:: Challenge ::
Without including any images, repeat the data exactly.

(Dataset records)
----

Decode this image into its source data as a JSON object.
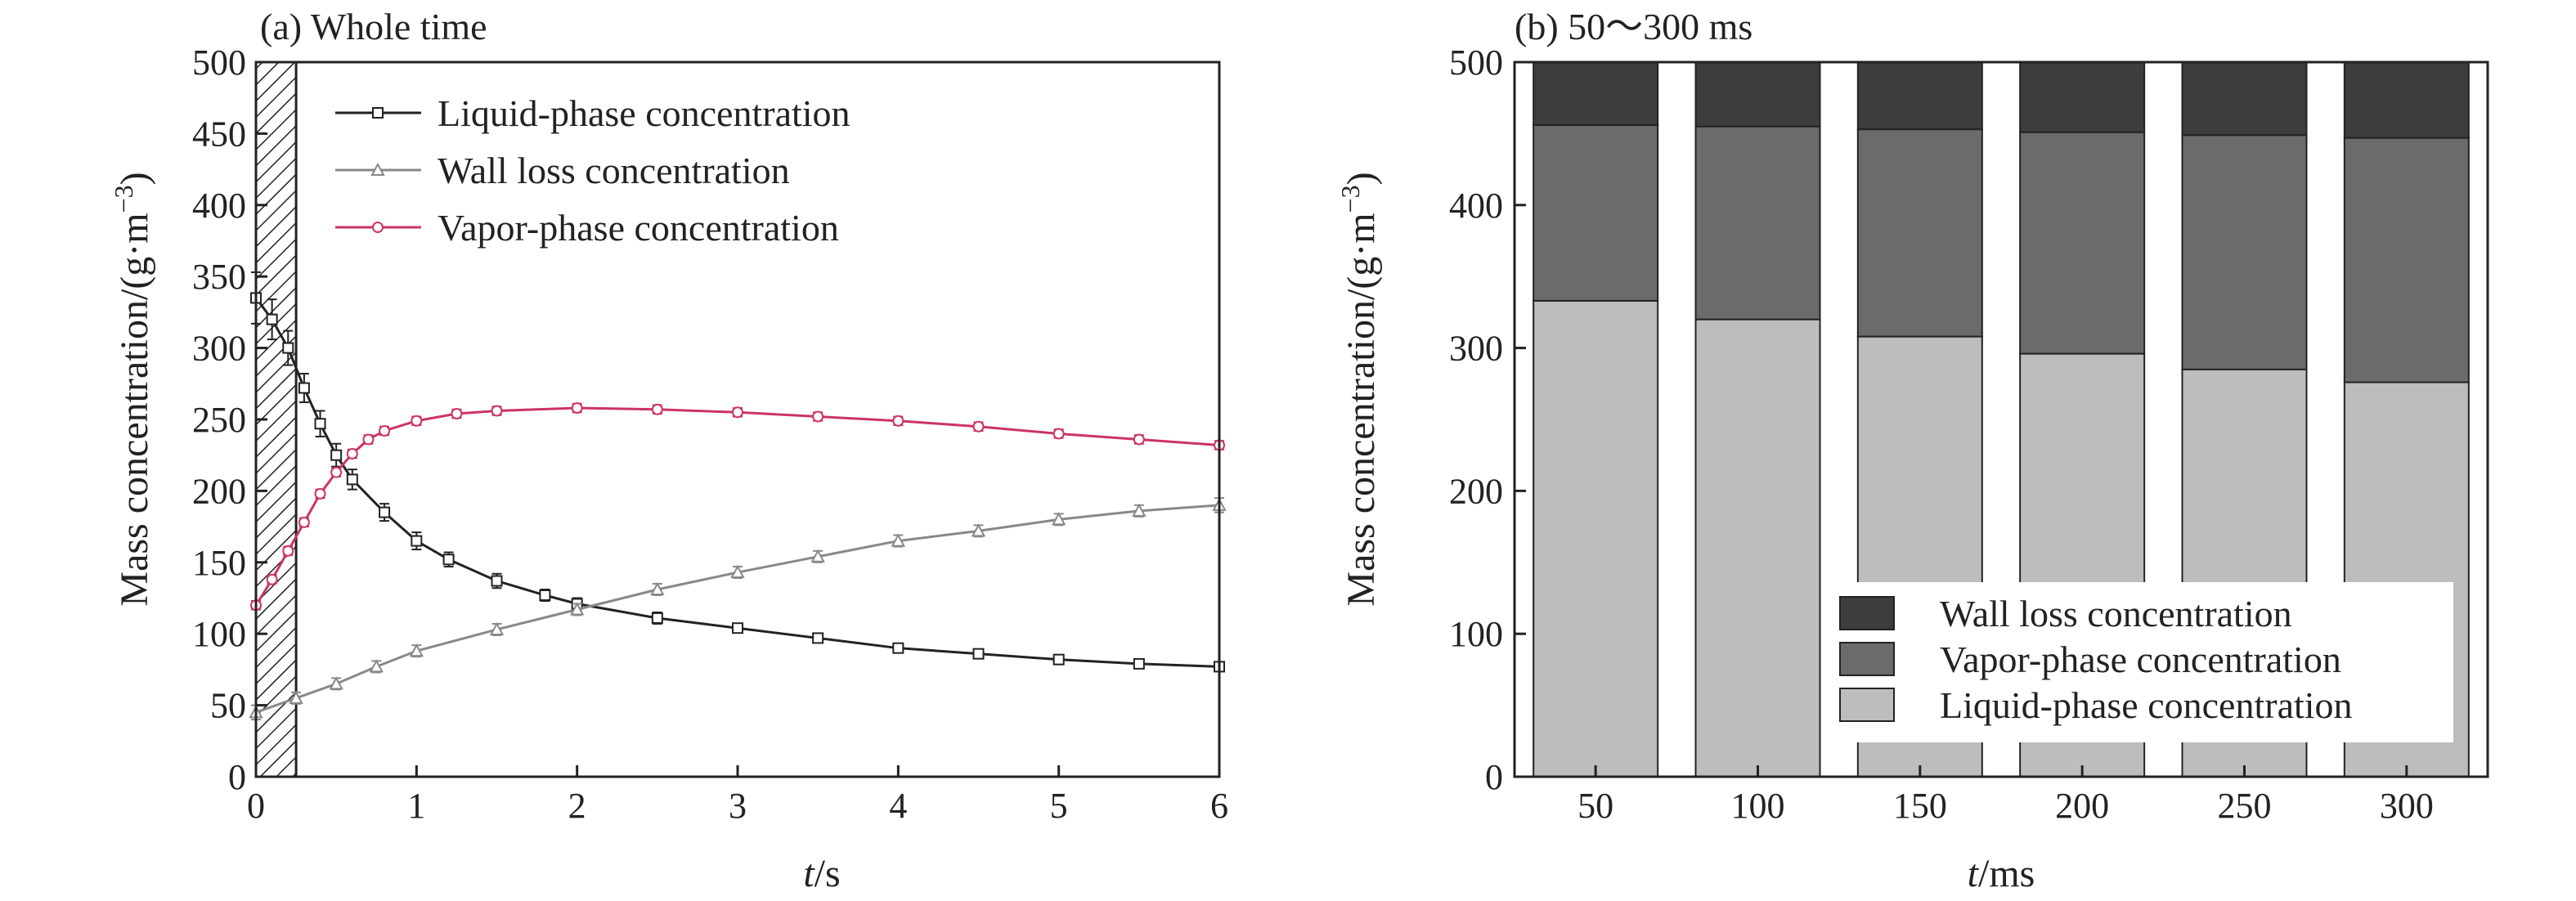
{
  "chart_data": [
    {
      "type": "line",
      "title": "(a) Whole time",
      "xlabel_var": "t",
      "xlabel_unit": "/s",
      "ylabel": "Mass concentration/(g·m",
      "ylabel_exp": "−3",
      "ylabel_close": ")",
      "xlim": [
        0,
        6
      ],
      "ylim": [
        0,
        500
      ],
      "xticks": [
        "0",
        "1",
        "2",
        "3",
        "4",
        "5",
        "6"
      ],
      "yticks": [
        "0",
        "50",
        "100",
        "150",
        "200",
        "250",
        "300",
        "350",
        "400",
        "450",
        "500"
      ],
      "shaded_region": [
        0,
        0.25
      ],
      "legend_position": "top-center",
      "series": [
        {
          "name": "Liquid-phase concentration",
          "color": "#222222",
          "marker": "square",
          "x": [
            0,
            0.1,
            0.2,
            0.3,
            0.4,
            0.5,
            0.6,
            0.8,
            1.0,
            1.2,
            1.5,
            1.8,
            2.0,
            2.5,
            3.0,
            3.5,
            4.0,
            4.5,
            5.0,
            5.5,
            6.0
          ],
          "y": [
            335,
            320,
            300,
            272,
            247,
            225,
            208,
            185,
            165,
            152,
            137,
            127,
            121,
            111,
            104,
            97,
            90,
            86,
            82,
            79,
            77
          ],
          "err": [
            18,
            14,
            12,
            10,
            9,
            8,
            7,
            6,
            6,
            5,
            5,
            4,
            4,
            4,
            3,
            3,
            3,
            3,
            3,
            3,
            3
          ]
        },
        {
          "name": "Wall loss concentration",
          "color": "#888888",
          "marker": "triangle",
          "x": [
            0,
            0.25,
            0.5,
            0.75,
            1.0,
            1.5,
            2.0,
            2.5,
            3.0,
            3.5,
            4.0,
            4.5,
            5.0,
            5.5,
            6.0
          ],
          "y": [
            45,
            55,
            65,
            77,
            88,
            103,
            117,
            131,
            143,
            154,
            165,
            172,
            180,
            186,
            190
          ],
          "err": [
            5,
            4,
            4,
            4,
            4,
            4,
            4,
            4,
            4,
            4,
            4,
            4,
            4,
            4,
            5
          ]
        },
        {
          "name": "Vapor-phase concentration",
          "color": "#cc3366",
          "marker": "circle",
          "x": [
            0,
            0.1,
            0.2,
            0.3,
            0.4,
            0.5,
            0.6,
            0.7,
            0.8,
            1.0,
            1.25,
            1.5,
            2.0,
            2.5,
            3.0,
            3.5,
            4.0,
            4.5,
            5.0,
            5.5,
            6.0
          ],
          "y": [
            120,
            138,
            158,
            178,
            198,
            213,
            226,
            236,
            242,
            249,
            254,
            256,
            258,
            257,
            255,
            252,
            249,
            245,
            240,
            236,
            232
          ],
          "err": [
            3,
            3,
            3,
            3,
            3,
            3,
            3,
            3,
            3,
            3,
            3,
            3,
            3,
            3,
            3,
            3,
            3,
            3,
            3,
            3,
            3
          ]
        }
      ]
    },
    {
      "type": "bar",
      "stacked": true,
      "title": "(b) 50～300 ms",
      "xlabel_var": "t",
      "xlabel_unit": "/ms",
      "ylabel": "Mass concentration/(g·m",
      "ylabel_exp": "−3",
      "ylabel_close": ")",
      "ylim": [
        0,
        500
      ],
      "yticks": [
        "0",
        "100",
        "200",
        "300",
        "400",
        "500"
      ],
      "categories": [
        "50",
        "100",
        "150",
        "200",
        "250",
        "300"
      ],
      "legend_position": "bottom-right",
      "series": [
        {
          "name": "Liquid-phase concentration",
          "color": "#bdbdbd",
          "values": [
            333,
            320,
            308,
            296,
            285,
            276
          ]
        },
        {
          "name": "Vapor-phase concentration",
          "color": "#6b6b6b",
          "values": [
            123,
            135,
            145,
            155,
            164,
            171
          ]
        },
        {
          "name": "Wall loss concentration",
          "color": "#3d3d3d",
          "values": [
            44,
            45,
            47,
            49,
            51,
            53
          ]
        }
      ]
    }
  ]
}
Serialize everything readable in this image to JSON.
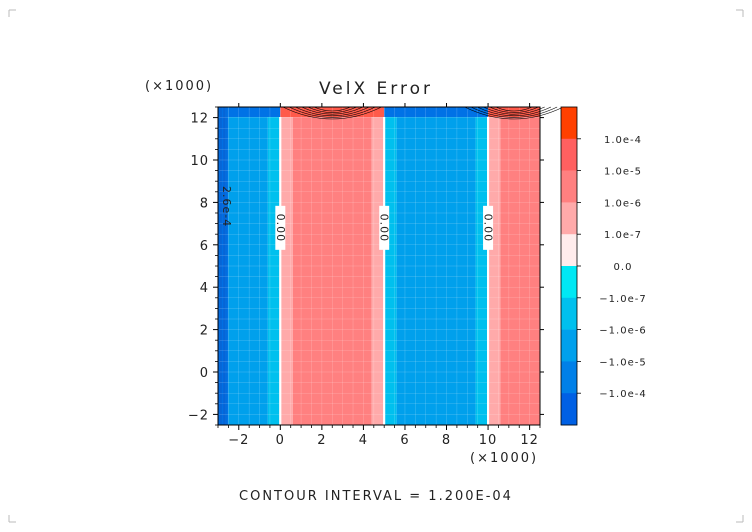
{
  "chart_data": {
    "type": "heatmap",
    "title": "VelX Error",
    "x_multiplier": "(×1000)",
    "y_multiplier": "(×1000)",
    "xlim": [
      -3,
      12.5
    ],
    "ylim": [
      -2.5,
      12.5
    ],
    "x_ticks": [
      -2,
      0,
      2,
      4,
      6,
      8,
      10,
      12
    ],
    "y_ticks": [
      -2,
      0,
      2,
      4,
      6,
      8,
      10,
      12
    ],
    "x_tick_labels": [
      "−2",
      "0",
      "2",
      "4",
      "6",
      "8",
      "10",
      "12"
    ],
    "y_tick_labels": [
      "−2",
      "0",
      "2",
      "4",
      "6",
      "8",
      "10",
      "12"
    ],
    "colorbar": {
      "tick_labels": [
        "1.0e-4",
        "1.0e-5",
        "1.0e-6",
        "1.0e-7",
        "0.0",
        "−1.0e-7",
        "−1.0e-6",
        "−1.0e-5",
        "−1.0e-4"
      ],
      "colors": [
        "#ff4000",
        "#ff6060",
        "#ff8080",
        "#ffaaaa",
        "#ffecec",
        "#00e8f4",
        "#00c0ee",
        "#00a0ec",
        "#0080e8",
        "#0060e4"
      ]
    },
    "bands": [
      {
        "x0": -3.0,
        "x1": -2.5,
        "color": "#0072e6"
      },
      {
        "x0": -2.5,
        "x1": -0.6,
        "color": "#00a0ec"
      },
      {
        "x0": -0.6,
        "x1": -0.05,
        "color": "#00c0ee"
      },
      {
        "x0": -0.05,
        "x1": 0.05,
        "color": "#ffffff"
      },
      {
        "x0": 0.05,
        "x1": 0.6,
        "color": "#ffaaaa"
      },
      {
        "x0": 0.6,
        "x1": 4.4,
        "color": "#ff8080"
      },
      {
        "x0": 4.4,
        "x1": 4.95,
        "color": "#ffaaaa"
      },
      {
        "x0": 4.95,
        "x1": 5.05,
        "color": "#ffffff"
      },
      {
        "x0": 5.05,
        "x1": 5.6,
        "color": "#00c0ee"
      },
      {
        "x0": 5.6,
        "x1": 9.4,
        "color": "#00a0ec"
      },
      {
        "x0": 9.4,
        "x1": 9.95,
        "color": "#00c0ee"
      },
      {
        "x0": 9.95,
        "x1": 10.05,
        "color": "#ffffff"
      },
      {
        "x0": 10.05,
        "x1": 10.6,
        "color": "#ffaaaa"
      },
      {
        "x0": 10.6,
        "x1": 12.5,
        "color": "#ff8080"
      }
    ],
    "contour_labels": [
      {
        "text": "0.00",
        "x": 0.0,
        "y": 6.8
      },
      {
        "text": "0.00",
        "x": 5.0,
        "y": 6.8
      },
      {
        "text": "0.00",
        "x": 10.0,
        "y": 6.8
      },
      {
        "text": "2.6e-4",
        "x": -2.6,
        "y": 7.8
      }
    ],
    "grid": true,
    "legend": "right colorbar"
  },
  "footer": "CONTOUR INTERVAL = 1.200E-04"
}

----

:: Full solution ::
Decode this image into its source data as a JSON object.
{
  "chart_data": [
    {
      "type": "line",
      "title": "(a) Whole time",
      "xlabel_var": "t",
      "xlabel_unit": "/s",
      "ylabel": "Mass concentration/(g·m",
      "ylabel_exp": "−3",
      "ylabel_close": ")",
      "xlim": [
        0,
        6
      ],
      "ylim": [
        0,
        500
      ],
      "xticks": [
        "0",
        "1",
        "2",
        "3",
        "4",
        "5",
        "6"
      ],
      "yticks": [
        "0",
        "50",
        "100",
        "150",
        "200",
        "250",
        "300",
        "350",
        "400",
        "450",
        "500"
      ],
      "shaded_region": [
        0,
        0.25
      ],
      "legend_position": "top-center",
      "series": [
        {
          "name": "Liquid-phase concentration",
          "color": "#222222",
          "marker": "square",
          "x": [
            0,
            0.1,
            0.2,
            0.3,
            0.4,
            0.5,
            0.6,
            0.8,
            1.0,
            1.2,
            1.5,
            1.8,
            2.0,
            2.5,
            3.0,
            3.5,
            4.0,
            4.5,
            5.0,
            5.5,
            6.0
          ],
          "y": [
            335,
            320,
            300,
            272,
            247,
            225,
            208,
            185,
            165,
            152,
            137,
            127,
            121,
            111,
            104,
            97,
            90,
            86,
            82,
            79,
            77
          ],
          "err": [
            18,
            14,
            12,
            10,
            9,
            8,
            7,
            6,
            6,
            5,
            5,
            4,
            4,
            4,
            3,
            3,
            3,
            3,
            3,
            3,
            3
          ]
        },
        {
          "name": "Wall loss concentration",
          "color": "#888888",
          "marker": "triangle",
          "x": [
            0,
            0.25,
            0.5,
            0.75,
            1.0,
            1.5,
            2.0,
            2.5,
            3.0,
            3.5,
            4.0,
            4.5,
            5.0,
            5.5,
            6.0
          ],
          "y": [
            45,
            55,
            65,
            77,
            88,
            103,
            117,
            131,
            143,
            154,
            165,
            172,
            180,
            186,
            190
          ],
          "err": [
            5,
            4,
            4,
            4,
            4,
            4,
            4,
            4,
            4,
            4,
            4,
            4,
            4,
            4,
            5
          ]
        },
        {
          "name": "Vapor-phase concentration",
          "color": "#cc3366",
          "marker": "circle",
          "x": [
            0,
            0.1,
            0.2,
            0.3,
            0.4,
            0.5,
            0.6,
            0.7,
            0.8,
            1.0,
            1.25,
            1.5,
            2.0,
            2.5,
            3.0,
            3.5,
            4.0,
            4.5,
            5.0,
            5.5,
            6.0
          ],
          "y": [
            120,
            138,
            158,
            178,
            198,
            213,
            226,
            236,
            242,
            249,
            254,
            256,
            258,
            257,
            255,
            252,
            249,
            245,
            240,
            236,
            232
          ],
          "err": [
            3,
            3,
            3,
            3,
            3,
            3,
            3,
            3,
            3,
            3,
            3,
            3,
            3,
            3,
            3,
            3,
            3,
            3,
            3,
            3,
            3
          ]
        }
      ]
    },
    {
      "type": "bar",
      "stacked": true,
      "title": "(b) 50～300 ms",
      "xlabel_var": "t",
      "xlabel_unit": "/ms",
      "ylabel": "Mass concentration/(g·m",
      "ylabel_exp": "−3",
      "ylabel_close": ")",
      "ylim": [
        0,
        500
      ],
      "yticks": [
        "0",
        "100",
        "200",
        "300",
        "400",
        "500"
      ],
      "categories": [
        "50",
        "100",
        "150",
        "200",
        "250",
        "300"
      ],
      "legend_position": "bottom-right",
      "series": [
        {
          "name": "Liquid-phase concentration",
          "color": "#bdbdbd",
          "values": [
            333,
            320,
            308,
            296,
            285,
            276
          ]
        },
        {
          "name": "Vapor-phase concentration",
          "color": "#6b6b6b",
          "values": [
            123,
            135,
            145,
            155,
            164,
            171
          ]
        },
        {
          "name": "Wall loss concentration",
          "color": "#3d3d3d",
          "values": [
            44,
            45,
            47,
            49,
            51,
            53
          ]
        }
      ]
    }
  ]
}
Serialize everything readable in this image to JSON.
{
  "chart_data": {
    "type": "heatmap",
    "title": "VelX Error",
    "x_multiplier": "(×1000)",
    "y_multiplier": "(×1000)",
    "xlim": [
      -3,
      12.5
    ],
    "ylim": [
      -2.5,
      12.5
    ],
    "x_ticks": [
      -2,
      0,
      2,
      4,
      6,
      8,
      10,
      12
    ],
    "y_ticks": [
      -2,
      0,
      2,
      4,
      6,
      8,
      10,
      12
    ],
    "x_tick_labels": [
      "−2",
      "0",
      "2",
      "4",
      "6",
      "8",
      "10",
      "12"
    ],
    "y_tick_labels": [
      "−2",
      "0",
      "2",
      "4",
      "6",
      "8",
      "10",
      "12"
    ],
    "colorbar": {
      "tick_labels": [
        "1.0e-4",
        "1.0e-5",
        "1.0e-6",
        "1.0e-7",
        "0.0",
        "−1.0e-7",
        "−1.0e-6",
        "−1.0e-5",
        "−1.0e-4"
      ],
      "colors": [
        "#ff4000",
        "#ff6060",
        "#ff8080",
        "#ffaaaa",
        "#ffecec",
        "#00e8f4",
        "#00c0ee",
        "#00a0ec",
        "#0080e8",
        "#0060e4"
      ]
    },
    "bands": [
      {
        "x0": -3.0,
        "x1": -2.5,
        "color": "#0072e6"
      },
      {
        "x0": -2.5,
        "x1": -0.6,
        "color": "#00a0ec"
      },
      {
        "x0": -0.6,
        "x1": -0.05,
        "color": "#00c0ee"
      },
      {
        "x0": -0.05,
        "x1": 0.05,
        "color": "#ffffff"
      },
      {
        "x0": 0.05,
        "x1": 0.6,
        "color": "#ffaaaa"
      },
      {
        "x0": 0.6,
        "x1": 4.4,
        "color": "#ff8080"
      },
      {
        "x0": 4.4,
        "x1": 4.95,
        "color": "#ffaaaa"
      },
      {
        "x0": 4.95,
        "x1": 5.05,
        "color": "#ffffff"
      },
      {
        "x0": 5.05,
        "x1": 5.6,
        "color": "#00c0ee"
      },
      {
        "x0": 5.6,
        "x1": 9.4,
        "color": "#00a0ec"
      },
      {
        "x0": 9.4,
        "x1": 9.95,
        "color": "#00c0ee"
      },
      {
        "x0": 9.95,
        "x1": 10.05,
        "color": "#ffffff"
      },
      {
        "x0": 10.05,
        "x1": 10.6,
        "color": "#ffaaaa"
      },
      {
        "x0": 10.6,
        "x1": 12.5,
        "color": "#ff8080"
      }
    ],
    "contour_labels": [
      {
        "text": "0.00",
        "x": 0.0,
        "y": 6.8
      },
      {
        "text": "0.00",
        "x": 5.0,
        "y": 6.8
      },
      {
        "text": "0.00",
        "x": 10.0,
        "y": 6.8
      },
      {
        "text": "2.6e-4",
        "x": -2.6,
        "y": 7.8
      }
    ],
    "grid": true,
    "legend": "right colorbar"
  },
  "footer": "CONTOUR INTERVAL = 1.200E-04"
}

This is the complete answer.